• _Problem statement_:
Give back the full material, exactly as it reads.

____

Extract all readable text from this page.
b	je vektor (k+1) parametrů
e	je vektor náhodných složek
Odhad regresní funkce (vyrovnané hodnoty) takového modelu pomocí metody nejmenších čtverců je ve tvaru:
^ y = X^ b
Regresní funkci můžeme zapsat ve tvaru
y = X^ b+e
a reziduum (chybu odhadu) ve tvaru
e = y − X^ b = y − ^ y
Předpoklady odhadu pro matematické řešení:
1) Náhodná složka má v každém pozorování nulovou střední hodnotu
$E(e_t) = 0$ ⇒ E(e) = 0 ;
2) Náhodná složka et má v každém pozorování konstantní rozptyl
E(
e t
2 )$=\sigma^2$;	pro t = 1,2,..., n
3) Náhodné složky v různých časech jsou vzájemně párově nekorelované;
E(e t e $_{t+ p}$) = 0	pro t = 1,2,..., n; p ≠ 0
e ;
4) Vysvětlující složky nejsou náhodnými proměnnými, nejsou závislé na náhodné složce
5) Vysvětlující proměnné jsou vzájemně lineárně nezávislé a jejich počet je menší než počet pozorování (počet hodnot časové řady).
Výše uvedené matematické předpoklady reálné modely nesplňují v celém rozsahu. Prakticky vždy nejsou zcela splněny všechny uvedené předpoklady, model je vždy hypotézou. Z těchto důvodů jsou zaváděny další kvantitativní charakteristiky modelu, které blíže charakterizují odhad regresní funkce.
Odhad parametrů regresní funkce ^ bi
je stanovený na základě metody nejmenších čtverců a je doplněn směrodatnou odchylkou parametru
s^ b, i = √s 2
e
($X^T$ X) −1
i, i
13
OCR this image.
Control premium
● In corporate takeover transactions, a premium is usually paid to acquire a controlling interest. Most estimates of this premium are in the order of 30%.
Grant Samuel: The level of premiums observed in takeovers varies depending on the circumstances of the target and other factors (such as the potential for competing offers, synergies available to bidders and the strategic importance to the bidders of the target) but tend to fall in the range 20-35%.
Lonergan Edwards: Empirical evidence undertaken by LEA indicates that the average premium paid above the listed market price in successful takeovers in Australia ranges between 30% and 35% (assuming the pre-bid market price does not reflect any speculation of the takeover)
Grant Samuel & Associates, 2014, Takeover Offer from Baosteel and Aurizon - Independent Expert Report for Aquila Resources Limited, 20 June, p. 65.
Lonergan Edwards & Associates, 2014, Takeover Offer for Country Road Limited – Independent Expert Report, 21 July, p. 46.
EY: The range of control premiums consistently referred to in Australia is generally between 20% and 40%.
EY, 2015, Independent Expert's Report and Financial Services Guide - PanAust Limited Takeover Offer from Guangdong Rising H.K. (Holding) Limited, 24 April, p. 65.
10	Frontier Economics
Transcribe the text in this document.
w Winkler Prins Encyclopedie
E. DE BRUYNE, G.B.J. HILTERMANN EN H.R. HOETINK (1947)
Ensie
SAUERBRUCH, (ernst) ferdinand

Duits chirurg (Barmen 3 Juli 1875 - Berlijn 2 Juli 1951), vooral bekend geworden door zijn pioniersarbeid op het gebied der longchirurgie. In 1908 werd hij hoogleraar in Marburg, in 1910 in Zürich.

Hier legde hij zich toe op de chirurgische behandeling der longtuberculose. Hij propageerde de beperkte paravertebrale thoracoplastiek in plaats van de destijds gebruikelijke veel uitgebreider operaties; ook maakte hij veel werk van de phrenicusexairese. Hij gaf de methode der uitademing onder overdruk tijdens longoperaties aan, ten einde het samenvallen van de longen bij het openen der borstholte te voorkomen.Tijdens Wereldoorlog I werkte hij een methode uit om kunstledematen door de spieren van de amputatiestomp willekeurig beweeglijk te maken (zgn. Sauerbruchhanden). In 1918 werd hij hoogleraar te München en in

____

• _Expected answer_:
Extract all readable text from this page.
b	je vektor (k+1) parametrů
e	je vektor náhodných složek
Odhad regresní funkce (vyrovnané hodnoty) takového modelu pomocí metody nejmenších čtverců je ve tvaru:
^ y = X^ b
Regresní funkci můžeme zapsat ve tvaru
y = X^ b+e
a reziduum (chybu odhadu) ve tvaru
e = y − X^ b = y − ^ y
Předpoklady odhadu pro matematické řešení:
1) Náhodná složka má v každém pozorování nulovou střední hodnotu
$E(e_t) = 0$ ⇒ E(e) = 0 ;
2) Náhodná složka et má v každém pozorování konstantní rozptyl
E(
e t
2 )$=\sigma^2$;	pro t = 1,2,..., n
3) Náhodné složky v různých časech jsou vzájemně párově nekorelované;
E(e t e $_{t+ p}$) = 0	pro t = 1,2,..., n; p ≠ 0
e ;
4) Vysvětlující složky nejsou náhodnými proměnnými, nejsou závislé na náhodné složce
5) Vysvětlující proměnné jsou vzájemně lineárně nezávislé a jejich počet je menší než počet pozorování (počet hodnot časové řady).
Výše uvedené matematické předpoklady reálné modely nesplňují v celém rozsahu. Prakticky vždy nejsou zcela splněny všechny uvedené předpoklady, model je vždy hypotézou. Z těchto důvodů jsou zaváděny další kvantitativní charakteristiky modelu, které blíže charakterizují odhad regresní funkce.
Odhad parametrů regresní funkce ^ bi
je stanovený na základě metody nejmenších čtverců a je doplněn směrodatnou odchylkou parametru
s^ b, i = √s 2
e
($X^T$ X) −1
i, i
13
OCR this image.
Control premium
● In corporate takeover transactions, a premium is usually paid to acquire a controlling interest. Most estimates of this premium are in the order of 30%.
Grant Samuel: The level of premiums observed in takeovers varies depending on the circumstances of the target and other factors (such as the potential for competing offers, synergies available to bidders and the strategic importance to the bidders of the target) but tend to fall in the range 20-35%.
Lonergan Edwards: Empirical evidence undertaken by LEA indicates that the average premium paid above the listed market price in successful takeovers in Australia ranges between 30% and 35% (assuming the pre-bid market price does not reflect any speculation of the takeover)
Grant Samuel & Associates, 2014, Takeover Offer from Baosteel and Aurizon - Independent Expert Report for Aquila Resources Limited, 20 June, p. 65.
Lonergan Edwards & Associates, 2014, Takeover Offer for Country Road Limited – Independent Expert Report, 21 July, p. 46.
EY: The range of control premiums consistently referred to in Australia is generally between 20% and 40%.
EY, 2015, Independent Expert's Report and Financial Services Guide - PanAust Limited Takeover Offer from Guangdong Rising H.K. (Holding) Limited, 24 April, p. 65.
10	Frontier Economics
Transcribe the text in this document.
w Winkler Prins Encyclopedie
E. DE BRUYNE, G.B.J. HILTERMANN EN H.R. HOETINK (1947)
Ensie
SAUERBRUCH, (ernst) ferdinand

Duits chirurg (Barmen 3 Juli 1875 - Berlijn 2 Juli 1951), vooral bekend geworden door zijn pioniersarbeid op het gebied der longchirurgie. In 1908 werd hij hoogleraar in Marburg, in 1910 in Zürich.

Hier legde hij zich toe op de chirurgische behandeling der longtuberculose. Hij propageerde de beperkte paravertebrale thoracoplastiek in plaats van de destijds gebruikelijke veel uitgebreider operaties; ook maakte hij veel werk van de phrenicusexairese. Hij gaf de methode der uitademing onder overdruk tijdens longoperaties aan, ten einde het samenvallen van de longen bij het openen der borstholte te voorkomen.Tijdens Wereldoorlog I werkte hij een methode uit om kunstledematen door de spieren van de amputatiestomp willekeurig beweeglijk te maken (zgn. Sauerbruchhanden). In 1918 werd hij hoogleraar te München en in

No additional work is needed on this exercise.